> [THE RECORDS]
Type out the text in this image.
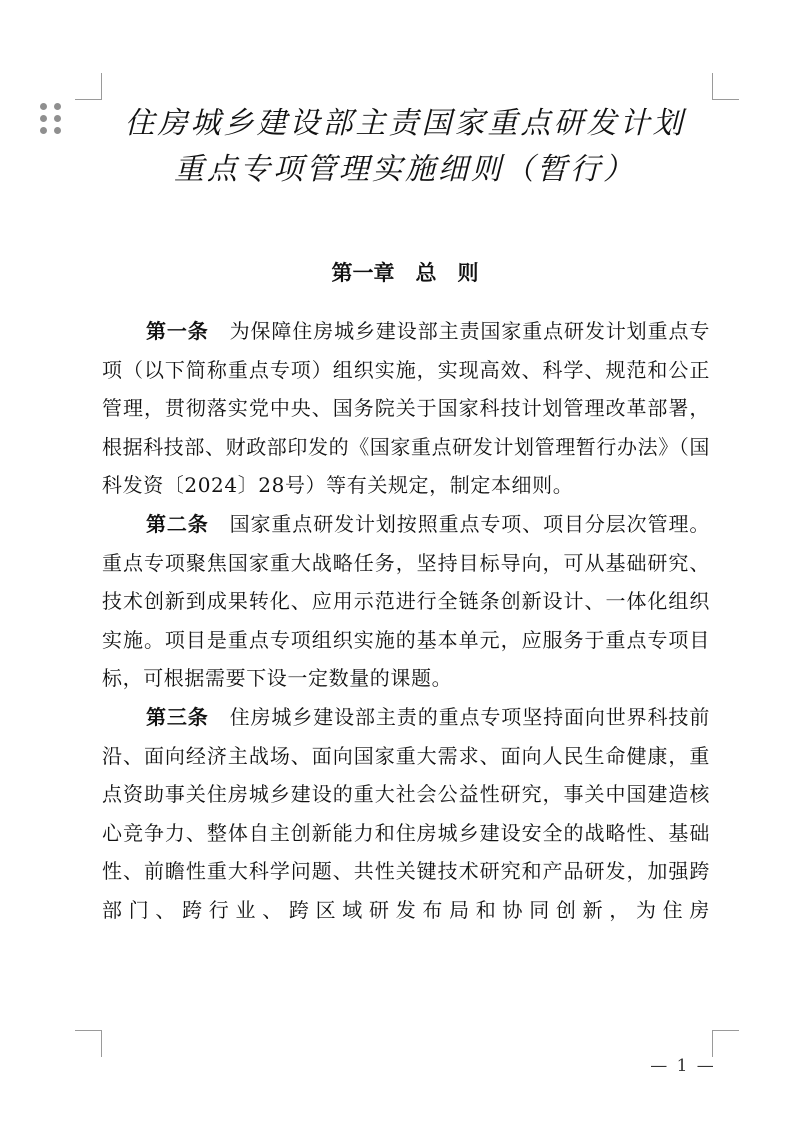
住房城乡建设部主责国家重点研发计划
重点专项管理实施细则（暂行）
第一章　总　则

第一条　 为保障住房城乡建设部主责国家重点研发计划重点专项（以下简称重点专项）组织实施，实现高效、科学、规范和公正管理，贯彻落实党中央、国务院关于国家科技计划管理改革部署，根据科技部、财政部印发的《国家重点研发计划管理暂行办法》（国科发资〔2024〕28号）等有关规定，制定本细则。

第二条　 国家重点研发计划按照重点专项、项目分层次管理。重点专项聚焦国家重大战略任务，坚持目标导向，可从基础研究、技术创新到成果转化、应用示范进行全链条创新设计、一体化组织实施。项目是重点专项组织实施的基本单元，应服务于重点专项目标，可根据需要下设一定数量的课题。

第三条　 住房城乡建设部主责的重点专项坚持面向世界科技前沿、面向经济主战场、面向国家重大需求、面向人民生命健康，重点资助事关住房城乡建设的重大社会公益性研究，事关中国建造核心竞争力、整体自主创新能力和住房城乡建设安全的战略性、基础性、前瞻性重大科学问题、共性关键技术研究和产品研发，加强跨部门、跨行业、跨区域研发布局和协同创新，为住房

— 1 —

> [BRIEF] Transcribe every record above exactly, leaving out the pictures.

> [ANSWER FOR THIS EXERCISE]
Type out the text in this image.
住房城乡建设部主责国家重点研发计划
重点专项管理实施细则（暂行）
第一章　总　则

第一条　 为保障住房城乡建设部主责国家重点研发计划重点专项（以下简称重点专项）组织实施，实现高效、科学、规范和公正管理，贯彻落实党中央、国务院关于国家科技计划管理改革部署，根据科技部、财政部印发的《国家重点研发计划管理暂行办法》（国科发资〔2024〕28号）等有关规定，制定本细则。

第二条　 国家重点研发计划按照重点专项、项目分层次管理。重点专项聚焦国家重大战略任务，坚持目标导向，可从基础研究、技术创新到成果转化、应用示范进行全链条创新设计、一体化组织实施。项目是重点专项组织实施的基本单元，应服务于重点专项目标，可根据需要下设一定数量的课题。

第三条　 住房城乡建设部主责的重点专项坚持面向世界科技前沿、面向经济主战场、面向国家重大需求、面向人民生命健康，重点资助事关住房城乡建设的重大社会公益性研究，事关中国建造核心竞争力、整体自主创新能力和住房城乡建设安全的战略性、基础性、前瞻性重大科学问题、共性关键技术研究和产品研发，加强跨部门、跨行业、跨区域研发布局和协同创新，为住房

— 1 —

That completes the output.